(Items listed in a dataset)
● ● ● ● ●

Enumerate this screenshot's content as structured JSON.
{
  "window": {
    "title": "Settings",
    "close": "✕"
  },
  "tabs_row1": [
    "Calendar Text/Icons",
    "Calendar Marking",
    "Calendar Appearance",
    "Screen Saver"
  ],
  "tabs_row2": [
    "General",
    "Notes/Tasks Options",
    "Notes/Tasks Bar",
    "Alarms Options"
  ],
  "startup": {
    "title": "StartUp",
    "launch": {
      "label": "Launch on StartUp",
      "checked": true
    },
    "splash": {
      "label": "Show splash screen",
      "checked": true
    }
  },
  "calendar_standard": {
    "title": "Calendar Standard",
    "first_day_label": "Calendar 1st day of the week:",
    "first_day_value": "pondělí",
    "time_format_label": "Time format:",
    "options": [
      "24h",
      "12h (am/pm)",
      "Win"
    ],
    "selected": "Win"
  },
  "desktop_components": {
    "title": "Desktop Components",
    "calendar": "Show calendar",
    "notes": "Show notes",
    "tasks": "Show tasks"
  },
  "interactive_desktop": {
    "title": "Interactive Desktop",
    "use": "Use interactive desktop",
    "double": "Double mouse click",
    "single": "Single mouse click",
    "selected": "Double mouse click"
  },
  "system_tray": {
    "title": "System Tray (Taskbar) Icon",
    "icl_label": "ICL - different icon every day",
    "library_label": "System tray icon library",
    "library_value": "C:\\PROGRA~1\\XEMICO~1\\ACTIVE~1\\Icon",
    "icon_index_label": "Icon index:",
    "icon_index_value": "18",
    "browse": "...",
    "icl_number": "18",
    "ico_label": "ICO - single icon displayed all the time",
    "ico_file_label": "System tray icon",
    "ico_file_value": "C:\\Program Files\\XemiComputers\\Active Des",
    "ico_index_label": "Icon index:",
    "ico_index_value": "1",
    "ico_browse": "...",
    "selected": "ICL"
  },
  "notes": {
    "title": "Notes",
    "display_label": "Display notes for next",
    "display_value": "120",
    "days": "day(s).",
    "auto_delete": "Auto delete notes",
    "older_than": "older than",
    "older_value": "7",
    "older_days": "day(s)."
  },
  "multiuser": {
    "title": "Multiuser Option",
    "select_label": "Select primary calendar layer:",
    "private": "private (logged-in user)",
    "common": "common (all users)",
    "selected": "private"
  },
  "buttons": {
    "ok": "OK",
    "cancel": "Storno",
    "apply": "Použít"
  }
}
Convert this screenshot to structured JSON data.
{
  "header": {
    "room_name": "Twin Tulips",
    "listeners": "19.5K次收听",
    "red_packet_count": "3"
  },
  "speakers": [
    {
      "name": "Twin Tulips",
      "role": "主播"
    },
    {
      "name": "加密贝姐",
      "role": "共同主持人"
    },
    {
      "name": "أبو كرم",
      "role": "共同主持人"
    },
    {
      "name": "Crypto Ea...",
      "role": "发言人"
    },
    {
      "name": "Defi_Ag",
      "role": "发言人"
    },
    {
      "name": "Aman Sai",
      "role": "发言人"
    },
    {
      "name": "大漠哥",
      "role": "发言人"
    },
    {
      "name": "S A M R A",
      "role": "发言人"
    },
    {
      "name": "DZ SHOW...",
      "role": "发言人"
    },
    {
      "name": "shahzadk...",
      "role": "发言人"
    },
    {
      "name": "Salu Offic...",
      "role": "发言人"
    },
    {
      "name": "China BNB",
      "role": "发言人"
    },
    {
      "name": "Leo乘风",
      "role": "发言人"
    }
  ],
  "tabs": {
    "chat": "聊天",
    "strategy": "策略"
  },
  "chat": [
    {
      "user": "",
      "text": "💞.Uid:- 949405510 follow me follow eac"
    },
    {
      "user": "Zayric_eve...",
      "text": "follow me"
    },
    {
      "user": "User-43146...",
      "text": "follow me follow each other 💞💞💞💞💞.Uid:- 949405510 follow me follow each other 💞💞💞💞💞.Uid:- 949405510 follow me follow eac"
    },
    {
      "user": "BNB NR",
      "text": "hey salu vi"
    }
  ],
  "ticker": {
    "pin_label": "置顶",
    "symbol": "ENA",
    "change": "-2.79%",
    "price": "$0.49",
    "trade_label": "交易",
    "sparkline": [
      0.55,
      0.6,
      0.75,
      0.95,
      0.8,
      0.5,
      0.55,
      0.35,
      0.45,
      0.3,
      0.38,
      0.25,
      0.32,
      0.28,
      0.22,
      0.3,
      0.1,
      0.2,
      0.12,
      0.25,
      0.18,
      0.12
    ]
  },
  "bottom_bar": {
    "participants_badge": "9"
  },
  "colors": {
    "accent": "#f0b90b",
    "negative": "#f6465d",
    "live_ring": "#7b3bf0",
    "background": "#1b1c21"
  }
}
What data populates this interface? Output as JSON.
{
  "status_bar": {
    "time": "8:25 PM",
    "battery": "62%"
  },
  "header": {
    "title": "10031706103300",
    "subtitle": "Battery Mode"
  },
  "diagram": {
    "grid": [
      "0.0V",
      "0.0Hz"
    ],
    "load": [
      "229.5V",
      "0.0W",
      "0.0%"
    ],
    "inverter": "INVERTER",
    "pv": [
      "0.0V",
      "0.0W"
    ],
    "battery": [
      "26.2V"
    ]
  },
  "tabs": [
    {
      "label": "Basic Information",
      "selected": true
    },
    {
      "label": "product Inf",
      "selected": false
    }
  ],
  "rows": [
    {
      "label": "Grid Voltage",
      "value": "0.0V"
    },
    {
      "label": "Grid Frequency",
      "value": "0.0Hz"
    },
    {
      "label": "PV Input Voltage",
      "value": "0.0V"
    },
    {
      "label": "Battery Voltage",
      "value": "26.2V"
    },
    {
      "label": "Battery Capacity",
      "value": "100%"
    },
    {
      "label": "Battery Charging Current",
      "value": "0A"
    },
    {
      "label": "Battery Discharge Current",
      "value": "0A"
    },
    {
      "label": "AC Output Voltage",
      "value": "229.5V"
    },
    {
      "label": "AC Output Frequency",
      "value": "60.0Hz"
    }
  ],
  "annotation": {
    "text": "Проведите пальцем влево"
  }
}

● ● ● ● ●

EXERCISE DIRECTIONS:
Transcribe the material above word for word.

EXERCISE ANSWER:
Enumerate this screenshot's content as structured JSON.
{
  "window": {
    "title": "Settings",
    "close": "✕"
  },
  "tabs_row1": [
    "Calendar Text/Icons",
    "Calendar Marking",
    "Calendar Appearance",
    "Screen Saver"
  ],
  "tabs_row2": [
    "General",
    "Notes/Tasks Options",
    "Notes/Tasks Bar",
    "Alarms Options"
  ],
  "startup": {
    "title": "StartUp",
    "launch": {
      "label": "Launch on StartUp",
      "checked": true
    },
    "splash": {
      "label": "Show splash screen",
      "checked": true
    }
  },
  "calendar_standard": {
    "title": "Calendar Standard",
    "first_day_label": "Calendar 1st day of the week:",
    "first_day_value": "pondělí",
    "time_format_label": "Time format:",
    "options": [
      "24h",
      "12h (am/pm)",
      "Win"
    ],
    "selected": "Win"
  },
  "desktop_components": {
    "title": "Desktop Components",
    "calendar": "Show calendar",
    "notes": "Show notes",
    "tasks": "Show tasks"
  },
  "interactive_desktop": {
    "title": "Interactive Desktop",
    "use": "Use interactive desktop",
    "double": "Double mouse click",
    "single": "Single mouse click",
    "selected": "Double mouse click"
  },
  "system_tray": {
    "title": "System Tray (Taskbar) Icon",
    "icl_label": "ICL - different icon every day",
    "library_label": "System tray icon library",
    "library_value": "C:\\PROGRA~1\\XEMICO~1\\ACTIVE~1\\Icon",
    "icon_index_label": "Icon index:",
    "icon_index_value": "18",
    "browse": "...",
    "icl_number": "18",
    "ico_label": "ICO - single icon displayed all the time",
    "ico_file_label": "System tray icon",
    "ico_file_value": "C:\\Program Files\\XemiComputers\\Active Des",
    "ico_index_label": "Icon index:",
    "ico_index_value": "1",
    "ico_browse": "...",
    "selected": "ICL"
  },
  "notes": {
    "title": "Notes",
    "display_label": "Display notes for next",
    "display_value": "120",
    "days": "day(s).",
    "auto_delete": "Auto delete notes",
    "older_than": "older than",
    "older_value": "7",
    "older_days": "day(s)."
  },
  "multiuser": {
    "title": "Multiuser Option",
    "select_label": "Select primary calendar layer:",
    "private": "private (logged-in user)",
    "common": "common (all users)",
    "selected": "private"
  },
  "buttons": {
    "ok": "OK",
    "cancel": "Storno",
    "apply": "Použít"
  }
}
Convert this screenshot to structured JSON data.
{
  "header": {
    "room_name": "Twin Tulips",
    "listeners": "19.5K次收听",
    "red_packet_count": "3"
  },
  "speakers": [
    {
      "name": "Twin Tulips",
      "role": "主播"
    },
    {
      "name": "加密贝姐",
      "role": "共同主持人"
    },
    {
      "name": "أبو كرم",
      "role": "共同主持人"
    },
    {
      "name": "Crypto Ea...",
      "role": "发言人"
    },
    {
      "name": "Defi_Ag",
      "role": "发言人"
    },
    {
      "name": "Aman Sai",
      "role": "发言人"
    },
    {
      "name": "大漠哥",
      "role": "发言人"
    },
    {
      "name": "S A M R A",
      "role": "发言人"
    },
    {
      "name": "DZ SHOW...",
      "role": "发言人"
    },
    {
      "name": "shahzadk...",
      "role": "发言人"
    },
    {
      "name": "Salu Offic...",
      "role": "发言人"
    },
    {
      "name": "China BNB",
      "role": "发言人"
    },
    {
      "name": "Leo乘风",
      "role": "发言人"
    }
  ],
  "tabs": {
    "chat": "聊天",
    "strategy": "策略"
  },
  "chat": [
    {
      "user": "",
      "text": "💞.Uid:- 949405510 follow me follow eac"
    },
    {
      "user": "Zayric_eve...",
      "text": "follow me"
    },
    {
      "user": "User-43146...",
      "text": "follow me follow each other 💞💞💞💞💞.Uid:- 949405510 follow me follow each other 💞💞💞💞💞.Uid:- 949405510 follow me follow eac"
    },
    {
      "user": "BNB NR",
      "text": "hey salu vi"
    }
  ],
  "ticker": {
    "pin_label": "置顶",
    "symbol": "ENA",
    "change": "-2.79%",
    "price": "$0.49",
    "trade_label": "交易",
    "sparkline": [
      0.55,
      0.6,
      0.75,
      0.95,
      0.8,
      0.5,
      0.55,
      0.35,
      0.45,
      0.3,
      0.38,
      0.25,
      0.32,
      0.28,
      0.22,
      0.3,
      0.1,
      0.2,
      0.12,
      0.25,
      0.18,
      0.12
    ]
  },
  "bottom_bar": {
    "participants_badge": "9"
  },
  "colors": {
    "accent": "#f0b90b",
    "negative": "#f6465d",
    "live_ring": "#7b3bf0",
    "background": "#1b1c21"
  }
}
What data populates this interface? Output as JSON.
{
  "status_bar": {
    "time": "8:25 PM",
    "battery": "62%"
  },
  "header": {
    "title": "10031706103300",
    "subtitle": "Battery Mode"
  },
  "diagram": {
    "grid": [
      "0.0V",
      "0.0Hz"
    ],
    "load": [
      "229.5V",
      "0.0W",
      "0.0%"
    ],
    "inverter": "INVERTER",
    "pv": [
      "0.0V",
      "0.0W"
    ],
    "battery": [
      "26.2V"
    ]
  },
  "tabs": [
    {
      "label": "Basic Information",
      "selected": true
    },
    {
      "label": "product Inf",
      "selected": false
    }
  ],
  "rows": [
    {
      "label": "Grid Voltage",
      "value": "0.0V"
    },
    {
      "label": "Grid Frequency",
      "value": "0.0Hz"
    },
    {
      "label": "PV Input Voltage",
      "value": "0.0V"
    },
    {
      "label": "Battery Voltage",
      "value": "26.2V"
    },
    {
      "label": "Battery Capacity",
      "value": "100%"
    },
    {
      "label": "Battery Charging Current",
      "value": "0A"
    },
    {
      "label": "Battery Discharge Current",
      "value": "0A"
    },
    {
      "label": "AC Output Voltage",
      "value": "229.5V"
    },
    {
      "label": "AC Output Frequency",
      "value": "60.0Hz"
    }
  ],
  "annotation": {
    "text": "Проведите пальцем влево"
  }
}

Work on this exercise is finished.